:: Rows ::
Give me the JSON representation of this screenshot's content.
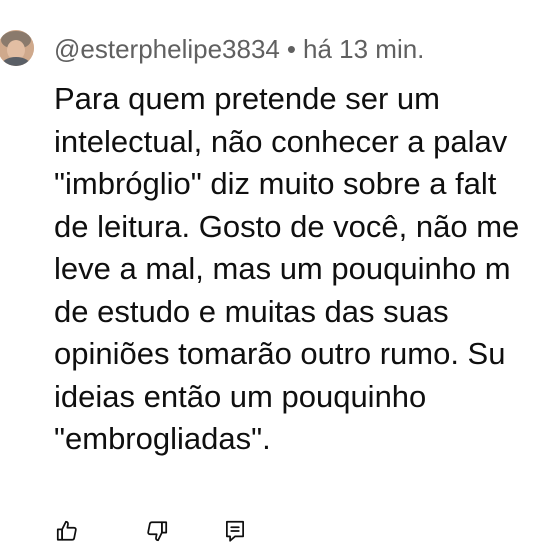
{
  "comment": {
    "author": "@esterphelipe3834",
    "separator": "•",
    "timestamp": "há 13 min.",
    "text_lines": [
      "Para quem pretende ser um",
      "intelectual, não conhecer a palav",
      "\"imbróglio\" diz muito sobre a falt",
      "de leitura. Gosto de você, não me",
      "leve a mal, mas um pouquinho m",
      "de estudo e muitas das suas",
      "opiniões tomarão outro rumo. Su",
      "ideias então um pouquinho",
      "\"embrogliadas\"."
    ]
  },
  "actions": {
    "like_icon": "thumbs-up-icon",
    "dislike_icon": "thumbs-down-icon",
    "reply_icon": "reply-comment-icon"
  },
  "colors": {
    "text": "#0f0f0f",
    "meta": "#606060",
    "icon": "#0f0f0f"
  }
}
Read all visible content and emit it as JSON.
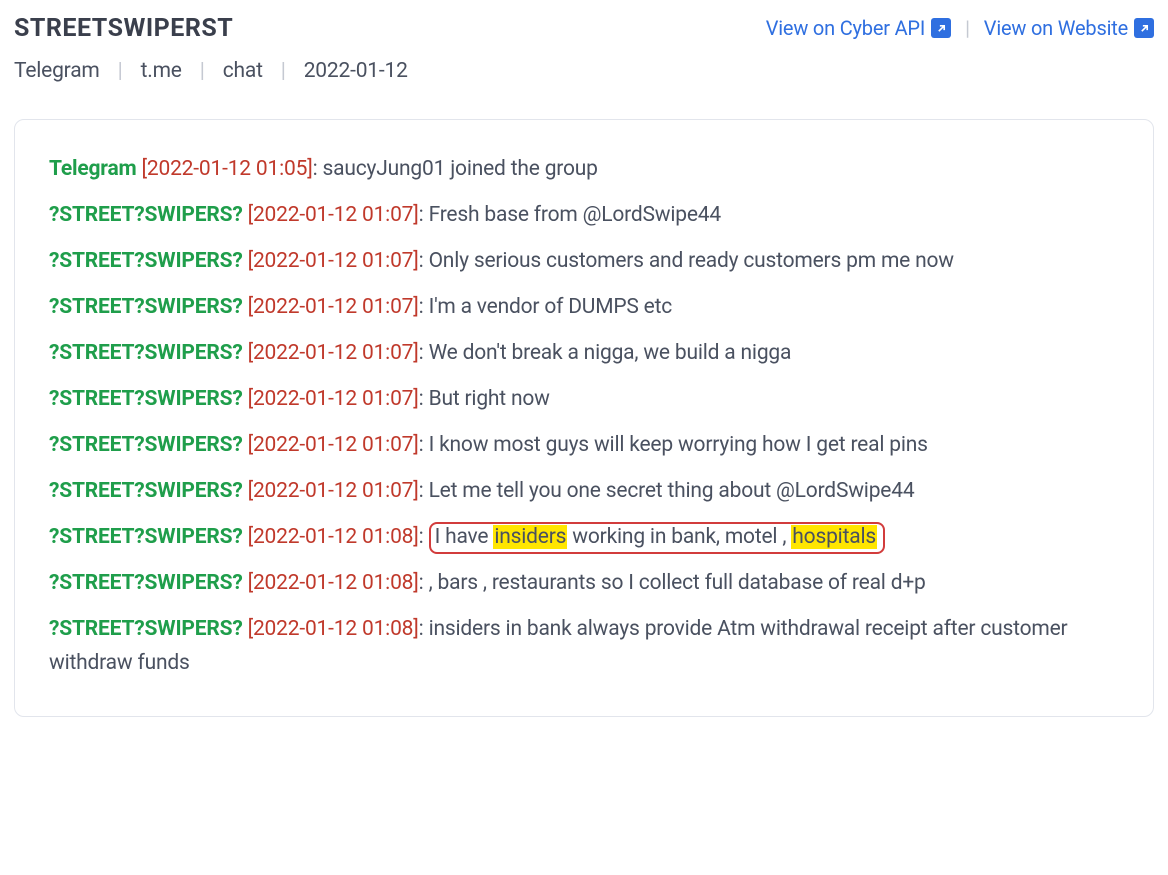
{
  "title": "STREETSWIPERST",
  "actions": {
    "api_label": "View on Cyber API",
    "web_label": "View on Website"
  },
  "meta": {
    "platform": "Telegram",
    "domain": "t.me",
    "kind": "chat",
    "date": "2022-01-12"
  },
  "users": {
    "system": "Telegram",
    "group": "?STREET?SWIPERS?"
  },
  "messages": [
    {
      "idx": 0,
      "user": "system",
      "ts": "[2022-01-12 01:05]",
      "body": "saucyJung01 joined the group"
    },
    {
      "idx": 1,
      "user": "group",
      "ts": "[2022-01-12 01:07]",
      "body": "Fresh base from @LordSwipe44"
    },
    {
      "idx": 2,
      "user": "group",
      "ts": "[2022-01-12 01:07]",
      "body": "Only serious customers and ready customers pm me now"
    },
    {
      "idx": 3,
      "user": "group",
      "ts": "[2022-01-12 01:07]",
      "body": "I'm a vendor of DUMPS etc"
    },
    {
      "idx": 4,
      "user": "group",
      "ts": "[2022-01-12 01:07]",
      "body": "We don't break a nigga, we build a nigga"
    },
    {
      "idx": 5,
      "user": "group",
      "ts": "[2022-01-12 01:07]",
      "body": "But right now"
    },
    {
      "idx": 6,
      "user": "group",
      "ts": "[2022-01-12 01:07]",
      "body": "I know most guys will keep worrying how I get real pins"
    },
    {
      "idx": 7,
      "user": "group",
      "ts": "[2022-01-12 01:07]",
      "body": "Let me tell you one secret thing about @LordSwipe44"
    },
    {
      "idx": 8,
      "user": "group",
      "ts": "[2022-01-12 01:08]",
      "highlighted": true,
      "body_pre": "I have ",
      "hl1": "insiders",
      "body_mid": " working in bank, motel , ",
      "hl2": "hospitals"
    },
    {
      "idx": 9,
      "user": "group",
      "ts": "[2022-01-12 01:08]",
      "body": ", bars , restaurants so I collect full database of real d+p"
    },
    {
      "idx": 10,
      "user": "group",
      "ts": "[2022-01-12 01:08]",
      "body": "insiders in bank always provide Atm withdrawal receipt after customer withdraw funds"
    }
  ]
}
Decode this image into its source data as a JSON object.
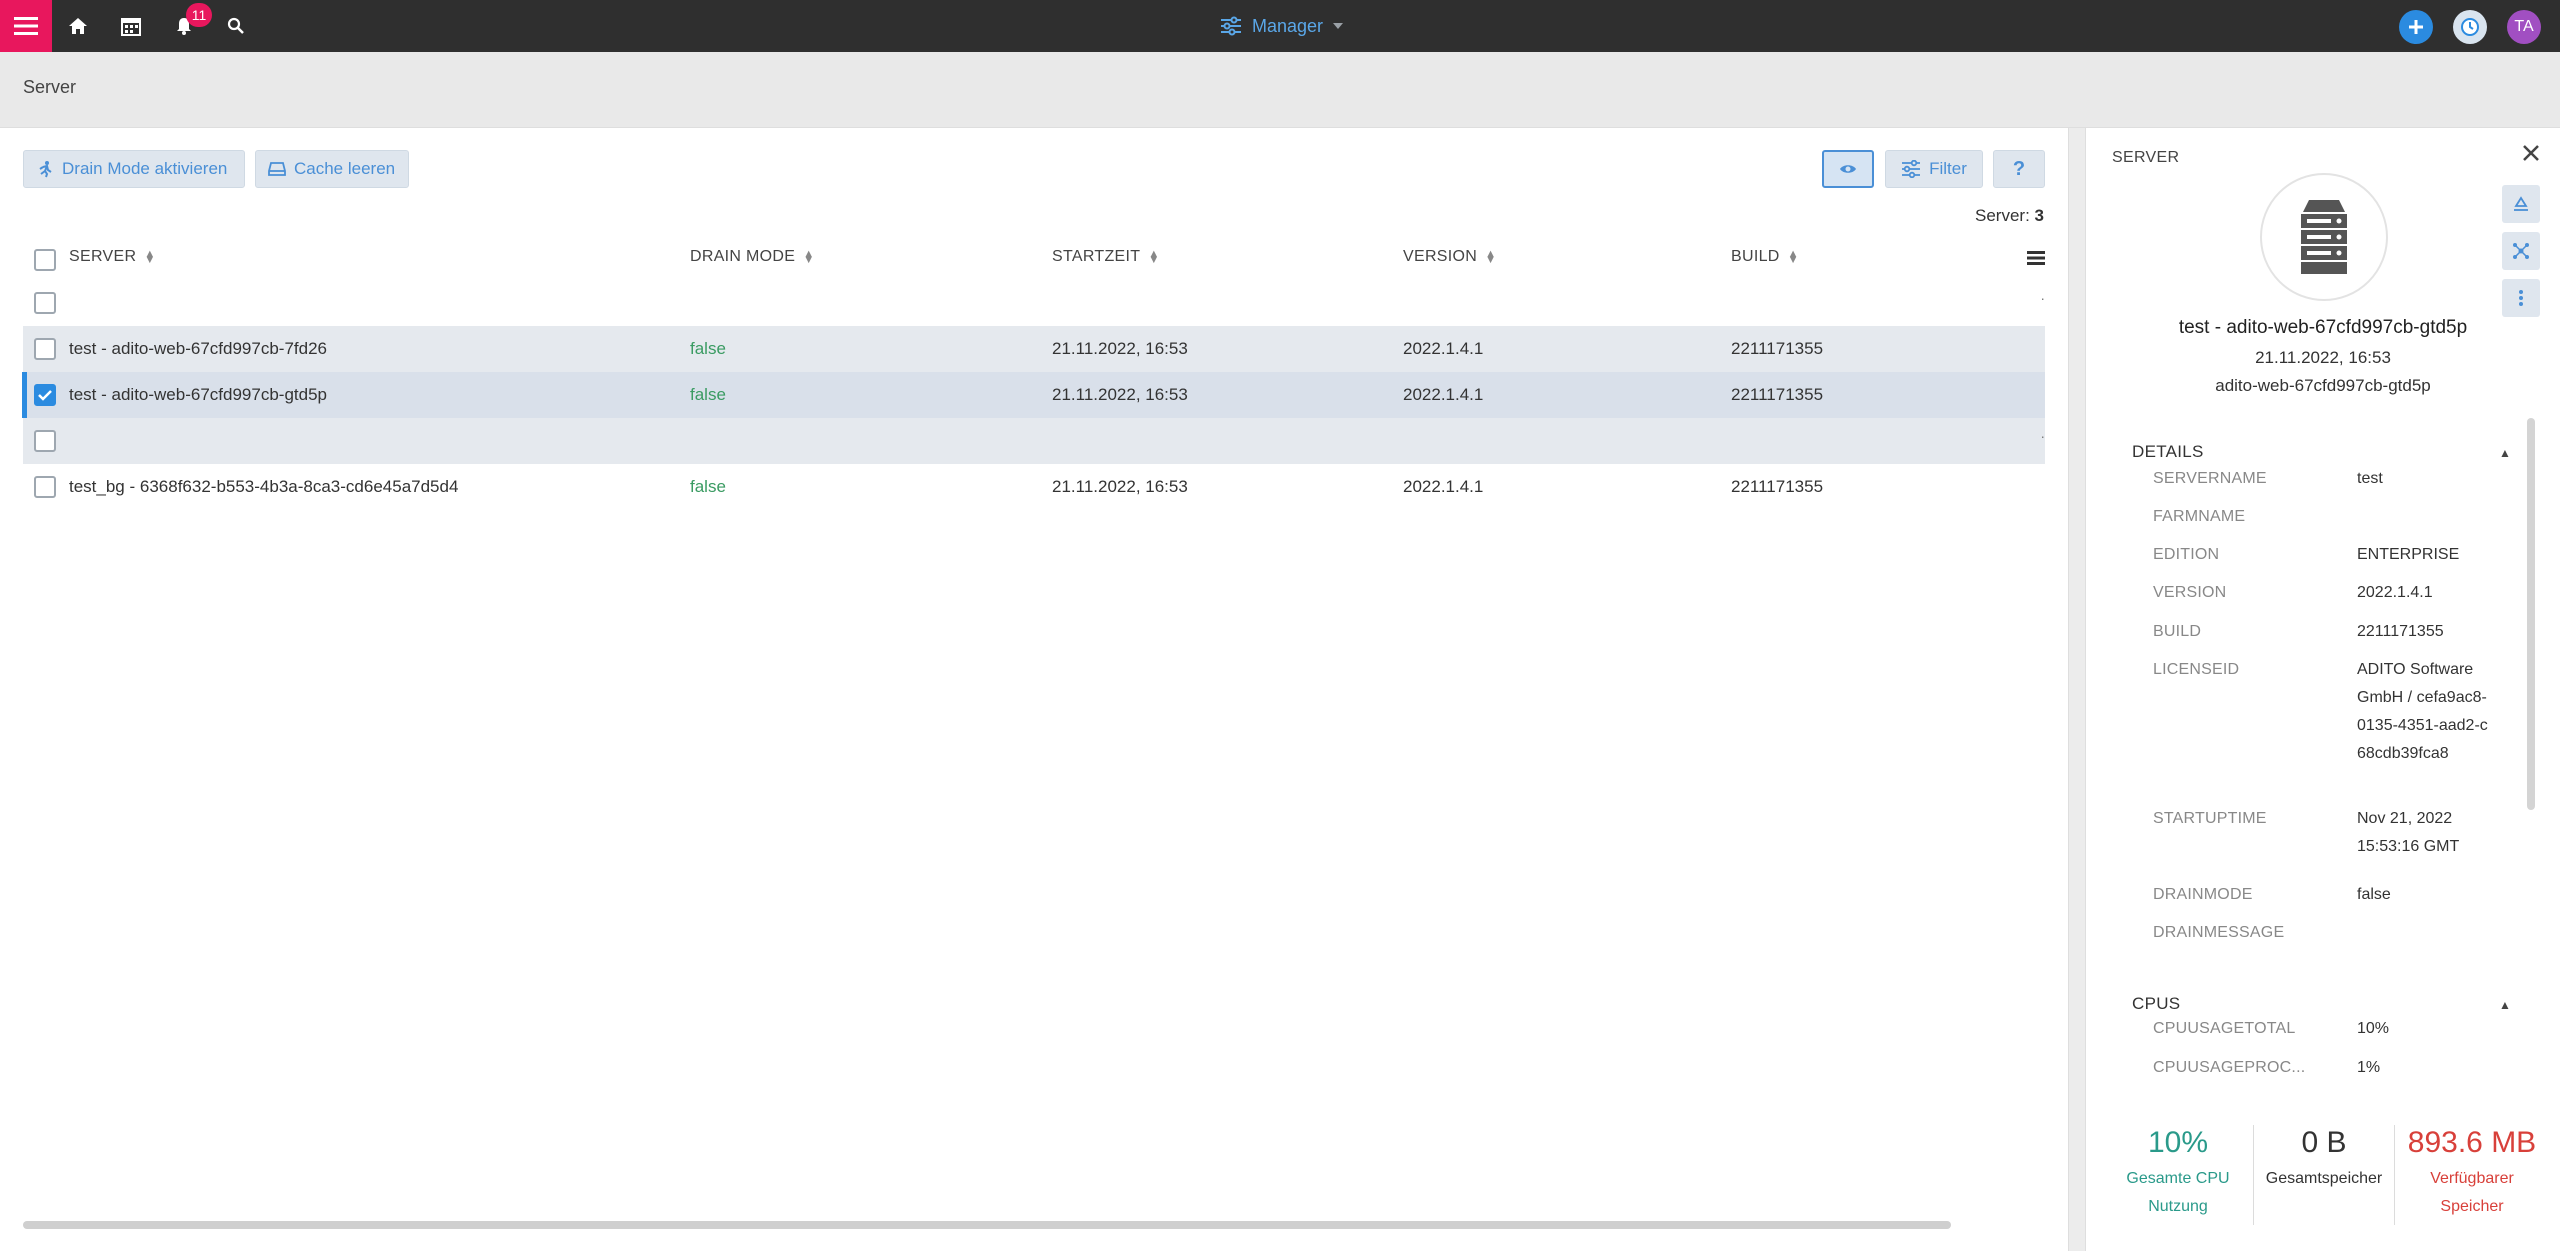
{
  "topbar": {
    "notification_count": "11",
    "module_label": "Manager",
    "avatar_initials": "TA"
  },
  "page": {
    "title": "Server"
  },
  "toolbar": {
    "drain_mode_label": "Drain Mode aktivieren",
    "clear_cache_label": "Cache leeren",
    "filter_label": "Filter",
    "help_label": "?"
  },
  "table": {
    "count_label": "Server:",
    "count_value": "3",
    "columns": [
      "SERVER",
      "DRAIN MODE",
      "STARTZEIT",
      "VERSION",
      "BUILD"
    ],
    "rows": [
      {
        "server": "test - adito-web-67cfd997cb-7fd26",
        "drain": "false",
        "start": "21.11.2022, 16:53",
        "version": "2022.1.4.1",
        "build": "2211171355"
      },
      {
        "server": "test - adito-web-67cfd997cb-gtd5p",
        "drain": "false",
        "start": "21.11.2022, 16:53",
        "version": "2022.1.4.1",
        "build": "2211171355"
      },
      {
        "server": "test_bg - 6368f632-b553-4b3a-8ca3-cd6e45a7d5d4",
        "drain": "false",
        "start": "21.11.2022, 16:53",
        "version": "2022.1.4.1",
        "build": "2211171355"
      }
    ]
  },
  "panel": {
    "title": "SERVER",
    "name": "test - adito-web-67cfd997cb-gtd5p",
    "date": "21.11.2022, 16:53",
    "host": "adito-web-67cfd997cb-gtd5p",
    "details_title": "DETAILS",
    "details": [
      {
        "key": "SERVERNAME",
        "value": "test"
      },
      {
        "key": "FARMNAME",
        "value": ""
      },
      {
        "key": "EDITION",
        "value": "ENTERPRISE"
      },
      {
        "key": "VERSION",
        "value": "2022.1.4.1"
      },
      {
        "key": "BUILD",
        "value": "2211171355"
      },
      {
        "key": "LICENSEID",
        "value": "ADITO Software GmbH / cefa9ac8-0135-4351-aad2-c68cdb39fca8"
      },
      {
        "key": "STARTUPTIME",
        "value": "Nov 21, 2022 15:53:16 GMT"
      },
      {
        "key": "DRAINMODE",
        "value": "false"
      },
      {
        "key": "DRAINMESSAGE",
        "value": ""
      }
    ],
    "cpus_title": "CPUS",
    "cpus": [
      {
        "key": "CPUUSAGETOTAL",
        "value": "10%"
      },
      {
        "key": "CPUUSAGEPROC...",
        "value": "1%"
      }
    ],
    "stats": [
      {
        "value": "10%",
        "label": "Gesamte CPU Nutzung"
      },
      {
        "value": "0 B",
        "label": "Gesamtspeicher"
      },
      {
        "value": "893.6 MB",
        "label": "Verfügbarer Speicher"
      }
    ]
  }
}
:::
Restate each of the entries above word for word and skip every image.

Give me the JSON representation of this screenshot's content.
{
  "comment": {
    "author": "@esterphelipe3834",
    "separator": "•",
    "timestamp": "há 13 min.",
    "text_lines": [
      "Para quem pretende ser um",
      "intelectual, não conhecer a palav",
      "\"imbróglio\" diz muito sobre a falt",
      "de leitura. Gosto de você, não me",
      "leve a mal, mas um pouquinho m",
      "de estudo e muitas das suas",
      "opiniões tomarão outro rumo. Su",
      "ideias então um pouquinho",
      "\"embrogliadas\"."
    ]
  },
  "actions": {
    "like_icon": "thumbs-up-icon",
    "dislike_icon": "thumbs-down-icon",
    "reply_icon": "reply-comment-icon"
  },
  "colors": {
    "text": "#0f0f0f",
    "meta": "#606060",
    "icon": "#0f0f0f"
  }
}
Read all visible content and emit it as JSON.
{
  "title": "STREETSWIPERST",
  "actions": {
    "api_label": "View on Cyber API",
    "web_label": "View on Website"
  },
  "meta": {
    "platform": "Telegram",
    "domain": "t.me",
    "kind": "chat",
    "date": "2022-01-12"
  },
  "users": {
    "system": "Telegram",
    "group": "?STREET?SWIPERS?"
  },
  "messages": [
    {
      "idx": 0,
      "user": "system",
      "ts": "[2022-01-12 01:05]",
      "body": "saucyJung01 joined the group"
    },
    {
      "idx": 1,
      "user": "group",
      "ts": "[2022-01-12 01:07]",
      "body": "Fresh base from @LordSwipe44"
    },
    {
      "idx": 2,
      "user": "group",
      "ts": "[2022-01-12 01:07]",
      "body": "Only serious customers and ready customers pm me now"
    },
    {
      "idx": 3,
      "user": "group",
      "ts": "[2022-01-12 01:07]",
      "body": "I'm a vendor of DUMPS etc"
    },
    {
      "idx": 4,
      "user": "group",
      "ts": "[2022-01-12 01:07]",
      "body": "We don't break a nigga, we build a nigga"
    },
    {
      "idx": 5,
      "user": "group",
      "ts": "[2022-01-12 01:07]",
      "body": "But right now"
    },
    {
      "idx": 6,
      "user": "group",
      "ts": "[2022-01-12 01:07]",
      "body": "I know most guys will keep worrying how I get real pins"
    },
    {
      "idx": 7,
      "user": "group",
      "ts": "[2022-01-12 01:07]",
      "body": "Let me tell you one secret thing about @LordSwipe44"
    },
    {
      "idx": 8,
      "user": "group",
      "ts": "[2022-01-12 01:08]",
      "highlighted": true,
      "body_pre": "I have ",
      "hl1": "insiders",
      "body_mid": " working in bank, motel , ",
      "hl2": "hospitals"
    },
    {
      "idx": 9,
      "user": "group",
      "ts": "[2022-01-12 01:08]",
      "body": ", bars , restaurants so I collect full database of real d+p"
    },
    {
      "idx": 10,
      "user": "group",
      "ts": "[2022-01-12 01:08]",
      "body": "insiders in bank always provide Atm withdrawal receipt after customer withdraw funds"
    }
  ]
}
Decode this image into its source data as a JSON object.
{
  "topbar": {
    "notification_count": "11",
    "module_label": "Manager",
    "avatar_initials": "TA"
  },
  "page": {
    "title": "Server"
  },
  "toolbar": {
    "drain_mode_label": "Drain Mode aktivieren",
    "clear_cache_label": "Cache leeren",
    "filter_label": "Filter",
    "help_label": "?"
  },
  "table": {
    "count_label": "Server:",
    "count_value": "3",
    "columns": [
      "SERVER",
      "DRAIN MODE",
      "STARTZEIT",
      "VERSION",
      "BUILD"
    ],
    "rows": [
      {
        "server": "test - adito-web-67cfd997cb-7fd26",
        "drain": "false",
        "start": "21.11.2022, 16:53",
        "version": "2022.1.4.1",
        "build": "2211171355"
      },
      {
        "server": "test - adito-web-67cfd997cb-gtd5p",
        "drain": "false",
        "start": "21.11.2022, 16:53",
        "version": "2022.1.4.1",
        "build": "2211171355"
      },
      {
        "server": "test_bg - 6368f632-b553-4b3a-8ca3-cd6e45a7d5d4",
        "drain": "false",
        "start": "21.11.2022, 16:53",
        "version": "2022.1.4.1",
        "build": "2211171355"
      }
    ]
  },
  "panel": {
    "title": "SERVER",
    "name": "test - adito-web-67cfd997cb-gtd5p",
    "date": "21.11.2022, 16:53",
    "host": "adito-web-67cfd997cb-gtd5p",
    "details_title": "DETAILS",
    "details": [
      {
        "key": "SERVERNAME",
        "value": "test"
      },
      {
        "key": "FARMNAME",
        "value": ""
      },
      {
        "key": "EDITION",
        "value": "ENTERPRISE"
      },
      {
        "key": "VERSION",
        "value": "2022.1.4.1"
      },
      {
        "key": "BUILD",
        "value": "2211171355"
      },
      {
        "key": "LICENSEID",
        "value": "ADITO Software GmbH / cefa9ac8-0135-4351-aad2-c68cdb39fca8"
      },
      {
        "key": "STARTUPTIME",
        "value": "Nov 21, 2022 15:53:16 GMT"
      },
      {
        "key": "DRAINMODE",
        "value": "false"
      },
      {
        "key": "DRAINMESSAGE",
        "value": ""
      }
    ],
    "cpus_title": "CPUS",
    "cpus": [
      {
        "key": "CPUUSAGETOTAL",
        "value": "10%"
      },
      {
        "key": "CPUUSAGEPROC...",
        "value": "1%"
      }
    ],
    "stats": [
      {
        "value": "10%",
        "label": "Gesamte CPU Nutzung"
      },
      {
        "value": "0 B",
        "label": "Gesamtspeicher"
      },
      {
        "value": "893.6 MB",
        "label": "Verfügbarer Speicher"
      }
    ]
  }
}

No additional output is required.